Data records

:::::

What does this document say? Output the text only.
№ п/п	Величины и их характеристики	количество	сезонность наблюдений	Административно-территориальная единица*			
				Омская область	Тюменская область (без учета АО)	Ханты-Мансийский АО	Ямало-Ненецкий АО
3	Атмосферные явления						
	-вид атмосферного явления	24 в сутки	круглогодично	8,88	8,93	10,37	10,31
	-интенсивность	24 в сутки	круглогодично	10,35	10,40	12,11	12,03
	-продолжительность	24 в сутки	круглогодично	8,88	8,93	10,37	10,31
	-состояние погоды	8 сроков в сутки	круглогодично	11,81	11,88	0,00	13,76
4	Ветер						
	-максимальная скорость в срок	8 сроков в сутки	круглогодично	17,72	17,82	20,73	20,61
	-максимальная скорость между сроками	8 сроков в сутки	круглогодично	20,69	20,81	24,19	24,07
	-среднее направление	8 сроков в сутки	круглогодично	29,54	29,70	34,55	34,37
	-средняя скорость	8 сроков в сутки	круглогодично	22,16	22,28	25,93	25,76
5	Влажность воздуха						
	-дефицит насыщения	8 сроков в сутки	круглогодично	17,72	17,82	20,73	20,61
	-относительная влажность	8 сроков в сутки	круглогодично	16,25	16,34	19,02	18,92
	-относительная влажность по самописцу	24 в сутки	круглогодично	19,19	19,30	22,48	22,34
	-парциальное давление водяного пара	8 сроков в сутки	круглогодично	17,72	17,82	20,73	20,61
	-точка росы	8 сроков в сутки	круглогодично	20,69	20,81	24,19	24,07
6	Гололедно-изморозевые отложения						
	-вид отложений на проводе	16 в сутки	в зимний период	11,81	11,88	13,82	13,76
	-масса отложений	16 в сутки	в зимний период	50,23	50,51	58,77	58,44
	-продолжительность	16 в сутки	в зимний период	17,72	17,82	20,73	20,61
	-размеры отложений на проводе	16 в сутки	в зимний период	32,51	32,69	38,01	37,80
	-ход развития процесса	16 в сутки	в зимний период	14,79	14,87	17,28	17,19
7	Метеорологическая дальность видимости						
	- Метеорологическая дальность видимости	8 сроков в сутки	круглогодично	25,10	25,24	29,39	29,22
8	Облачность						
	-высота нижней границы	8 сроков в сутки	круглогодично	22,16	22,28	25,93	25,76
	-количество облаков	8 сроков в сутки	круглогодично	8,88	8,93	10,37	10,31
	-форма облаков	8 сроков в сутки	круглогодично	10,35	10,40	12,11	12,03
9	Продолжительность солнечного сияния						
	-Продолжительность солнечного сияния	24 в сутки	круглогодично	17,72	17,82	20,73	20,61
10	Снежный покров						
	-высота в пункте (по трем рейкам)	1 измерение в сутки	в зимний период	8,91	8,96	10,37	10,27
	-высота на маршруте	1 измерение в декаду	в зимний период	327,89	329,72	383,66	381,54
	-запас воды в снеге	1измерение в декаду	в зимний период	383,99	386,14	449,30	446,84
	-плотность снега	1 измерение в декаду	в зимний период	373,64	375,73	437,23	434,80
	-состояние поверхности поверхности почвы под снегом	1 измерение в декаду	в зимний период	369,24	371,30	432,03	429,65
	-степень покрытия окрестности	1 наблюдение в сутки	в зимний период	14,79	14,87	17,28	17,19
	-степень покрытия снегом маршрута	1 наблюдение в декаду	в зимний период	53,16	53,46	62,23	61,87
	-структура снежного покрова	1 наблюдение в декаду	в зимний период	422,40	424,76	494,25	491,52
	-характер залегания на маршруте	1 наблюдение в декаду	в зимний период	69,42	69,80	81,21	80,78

:::::

* **Task**:
From the entries above, copy out every line where the string "снегом" appears.

* **Exercise response**:
	-состояние поверхности поверхности почвы под снегом	1 измерение в декаду	в зимний период	369,24	371,30	432,03	429,65
	-степень покрытия снегом маршрута	1 наблюдение в декаду	в зимний период	53,16	53,46	62,23	61,87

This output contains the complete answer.